__GIVEN RECORDS__
○ ○ ○ ○ ○

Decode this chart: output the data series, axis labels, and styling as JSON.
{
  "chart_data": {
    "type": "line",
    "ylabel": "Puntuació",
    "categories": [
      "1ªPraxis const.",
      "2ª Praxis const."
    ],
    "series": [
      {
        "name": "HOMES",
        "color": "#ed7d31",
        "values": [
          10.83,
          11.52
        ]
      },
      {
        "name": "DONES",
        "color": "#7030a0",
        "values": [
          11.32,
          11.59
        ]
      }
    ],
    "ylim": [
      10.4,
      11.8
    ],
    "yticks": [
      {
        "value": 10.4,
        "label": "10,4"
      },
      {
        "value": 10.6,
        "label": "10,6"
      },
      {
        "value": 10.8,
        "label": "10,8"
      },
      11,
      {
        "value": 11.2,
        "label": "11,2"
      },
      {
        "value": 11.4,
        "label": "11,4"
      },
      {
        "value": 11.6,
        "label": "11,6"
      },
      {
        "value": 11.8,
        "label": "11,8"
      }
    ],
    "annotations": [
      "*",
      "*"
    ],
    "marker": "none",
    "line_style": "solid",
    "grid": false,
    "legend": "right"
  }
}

○ ○ ○ ○ ○

__SET EXERCISE__
Extract the listing in its entirety, matching it exactly.

__REPLY TO THE EXERCISE__
Decode this chart: output the data series, axis labels, and styling as JSON.
{
  "chart_data": {
    "type": "line",
    "ylabel": "Puntuació",
    "categories": [
      "1ªPraxis const.",
      "2ª Praxis const."
    ],
    "series": [
      {
        "name": "HOMES",
        "color": "#ed7d31",
        "values": [
          10.83,
          11.52
        ]
      },
      {
        "name": "DONES",
        "color": "#7030a0",
        "values": [
          11.32,
          11.59
        ]
      }
    ],
    "ylim": [
      10.4,
      11.8
    ],
    "yticks": [
      {
        "value": 10.4,
        "label": "10,4"
      },
      {
        "value": 10.6,
        "label": "10,6"
      },
      {
        "value": 10.8,
        "label": "10,8"
      },
      11,
      {
        "value": 11.2,
        "label": "11,2"
      },
      {
        "value": 11.4,
        "label": "11,4"
      },
      {
        "value": 11.6,
        "label": "11,6"
      },
      {
        "value": 11.8,
        "label": "11,8"
      }
    ],
    "annotations": [
      "*",
      "*"
    ],
    "marker": "none",
    "line_style": "solid",
    "grid": false,
    "legend": "right"
  }
}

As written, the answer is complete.